TO DO:
Find the string "Функционирование" and gather every line that holds it.

━━━ RAW DATA ━━━

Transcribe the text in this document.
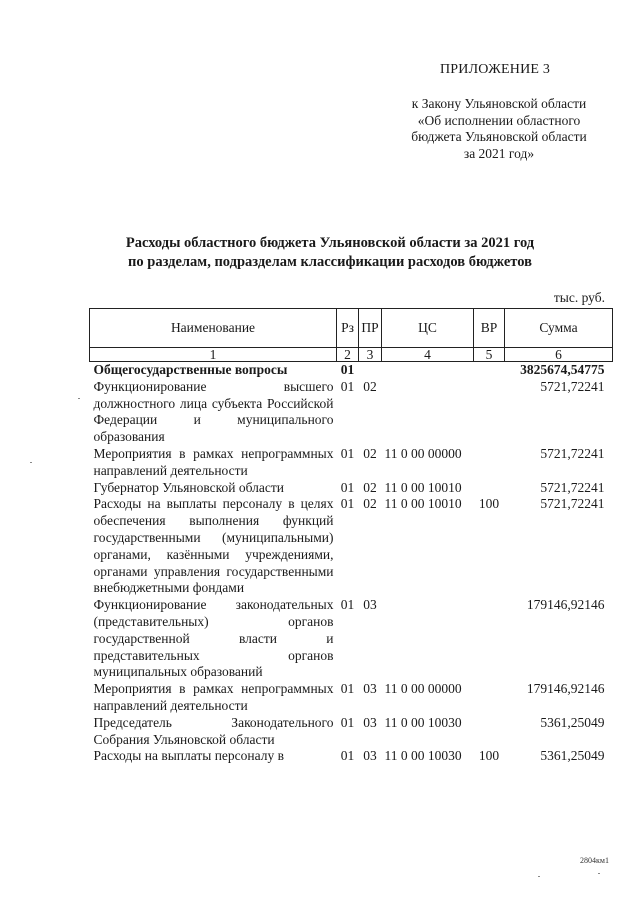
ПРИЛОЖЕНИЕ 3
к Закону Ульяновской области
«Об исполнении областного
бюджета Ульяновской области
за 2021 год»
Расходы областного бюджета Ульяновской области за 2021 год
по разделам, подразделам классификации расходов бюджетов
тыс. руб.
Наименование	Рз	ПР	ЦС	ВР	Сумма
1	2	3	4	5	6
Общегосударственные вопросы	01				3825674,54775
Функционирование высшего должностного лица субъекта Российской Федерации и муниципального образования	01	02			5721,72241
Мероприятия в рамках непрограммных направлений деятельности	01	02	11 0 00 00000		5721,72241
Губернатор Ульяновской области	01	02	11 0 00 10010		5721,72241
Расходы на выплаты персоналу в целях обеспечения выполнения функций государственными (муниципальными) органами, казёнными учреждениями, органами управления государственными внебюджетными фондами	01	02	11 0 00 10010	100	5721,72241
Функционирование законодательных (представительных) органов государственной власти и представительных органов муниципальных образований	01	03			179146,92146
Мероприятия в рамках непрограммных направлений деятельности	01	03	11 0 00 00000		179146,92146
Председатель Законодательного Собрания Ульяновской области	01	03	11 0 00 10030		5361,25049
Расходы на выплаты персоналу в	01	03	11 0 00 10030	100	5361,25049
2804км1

━━━
━━━ RAW DATA ━━━

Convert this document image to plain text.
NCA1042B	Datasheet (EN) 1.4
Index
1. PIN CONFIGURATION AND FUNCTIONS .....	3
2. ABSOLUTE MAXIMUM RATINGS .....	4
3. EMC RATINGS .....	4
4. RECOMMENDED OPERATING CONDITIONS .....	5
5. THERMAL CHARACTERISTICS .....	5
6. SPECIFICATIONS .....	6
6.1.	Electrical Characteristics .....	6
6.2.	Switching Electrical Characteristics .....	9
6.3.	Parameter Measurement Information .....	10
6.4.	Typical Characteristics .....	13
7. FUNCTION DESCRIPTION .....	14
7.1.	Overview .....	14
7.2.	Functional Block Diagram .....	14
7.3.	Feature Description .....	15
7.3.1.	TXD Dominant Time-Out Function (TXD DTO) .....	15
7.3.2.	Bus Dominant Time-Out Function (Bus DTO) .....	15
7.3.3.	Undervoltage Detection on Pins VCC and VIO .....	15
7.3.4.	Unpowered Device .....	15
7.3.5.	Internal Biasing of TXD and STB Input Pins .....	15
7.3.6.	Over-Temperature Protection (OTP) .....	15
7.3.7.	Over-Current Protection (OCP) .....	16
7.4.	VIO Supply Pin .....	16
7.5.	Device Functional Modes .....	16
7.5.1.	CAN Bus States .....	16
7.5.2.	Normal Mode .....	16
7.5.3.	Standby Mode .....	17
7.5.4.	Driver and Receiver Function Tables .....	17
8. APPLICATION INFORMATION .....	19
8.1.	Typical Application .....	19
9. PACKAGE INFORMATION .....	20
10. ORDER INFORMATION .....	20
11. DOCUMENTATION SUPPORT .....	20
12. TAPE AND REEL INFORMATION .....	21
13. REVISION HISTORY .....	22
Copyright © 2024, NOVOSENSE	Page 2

━━━

RESULT FOR THIS TASK:
Функционирование высшего должностного лица субъекта Российской Федерации и муниципального образования	01	02			5721,72241
Функционирование законодательных (представительных) органов государственной власти и представительных органов муниципальных образований	01	03			179146,92146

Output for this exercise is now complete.